Copy each line below that contains "interviewing".

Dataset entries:
--- --- ---

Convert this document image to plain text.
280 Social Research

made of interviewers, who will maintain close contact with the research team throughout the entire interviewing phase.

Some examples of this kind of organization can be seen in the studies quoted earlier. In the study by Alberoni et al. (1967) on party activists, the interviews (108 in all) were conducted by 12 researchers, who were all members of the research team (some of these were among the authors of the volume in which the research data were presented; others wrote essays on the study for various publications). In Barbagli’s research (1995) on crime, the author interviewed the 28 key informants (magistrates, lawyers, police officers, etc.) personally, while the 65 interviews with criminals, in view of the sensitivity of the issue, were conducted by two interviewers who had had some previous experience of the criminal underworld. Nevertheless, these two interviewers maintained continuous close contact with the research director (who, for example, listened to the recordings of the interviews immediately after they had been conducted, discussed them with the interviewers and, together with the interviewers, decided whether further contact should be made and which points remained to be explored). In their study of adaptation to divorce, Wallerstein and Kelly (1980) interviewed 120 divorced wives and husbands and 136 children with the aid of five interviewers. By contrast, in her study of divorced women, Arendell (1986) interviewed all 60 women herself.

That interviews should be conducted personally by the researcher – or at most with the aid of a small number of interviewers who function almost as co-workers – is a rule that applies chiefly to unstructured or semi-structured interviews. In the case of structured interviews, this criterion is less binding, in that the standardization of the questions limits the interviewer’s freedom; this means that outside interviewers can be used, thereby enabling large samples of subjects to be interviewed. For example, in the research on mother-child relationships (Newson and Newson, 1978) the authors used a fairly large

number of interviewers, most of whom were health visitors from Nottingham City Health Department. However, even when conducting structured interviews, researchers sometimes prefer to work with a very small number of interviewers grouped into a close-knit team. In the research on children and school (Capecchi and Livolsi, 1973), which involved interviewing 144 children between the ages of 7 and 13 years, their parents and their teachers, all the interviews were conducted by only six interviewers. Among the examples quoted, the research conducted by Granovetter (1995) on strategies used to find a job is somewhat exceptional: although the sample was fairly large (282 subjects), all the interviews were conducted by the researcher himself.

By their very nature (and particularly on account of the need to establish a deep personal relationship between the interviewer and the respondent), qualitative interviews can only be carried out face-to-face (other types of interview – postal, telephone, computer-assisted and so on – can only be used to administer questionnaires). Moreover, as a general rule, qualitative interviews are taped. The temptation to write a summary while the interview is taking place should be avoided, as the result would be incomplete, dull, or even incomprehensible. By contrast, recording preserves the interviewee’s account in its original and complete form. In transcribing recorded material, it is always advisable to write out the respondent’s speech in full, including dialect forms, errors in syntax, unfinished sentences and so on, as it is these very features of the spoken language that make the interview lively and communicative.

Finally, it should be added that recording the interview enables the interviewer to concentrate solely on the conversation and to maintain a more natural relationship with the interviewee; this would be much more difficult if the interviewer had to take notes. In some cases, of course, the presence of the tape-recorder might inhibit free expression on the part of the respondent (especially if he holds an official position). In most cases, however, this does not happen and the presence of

--- --- ---

Answer in full –
made of interviewers, who will maintain close contact with the research team throughout the entire interviewing phase.
number of interviewers, most of whom were health visitors from Nottingham City Health Department. However, even when conducting structured interviews, researchers sometimes prefer to work with a very small number of interviewers grouped into a close-knit team. In the research on children and school (Capecchi and Livolsi, 1973), which involved interviewing 144 children between the ages of 7 and 13 years, their parents and their teachers, all the interviews were conducted by only six interviewers. Among the examples quoted, the research conducted by Granovetter (1995) on strategies used to find a job is somewhat exceptional: although the sample was fairly large (282 subjects), all the interviews were conducted by the researcher himself.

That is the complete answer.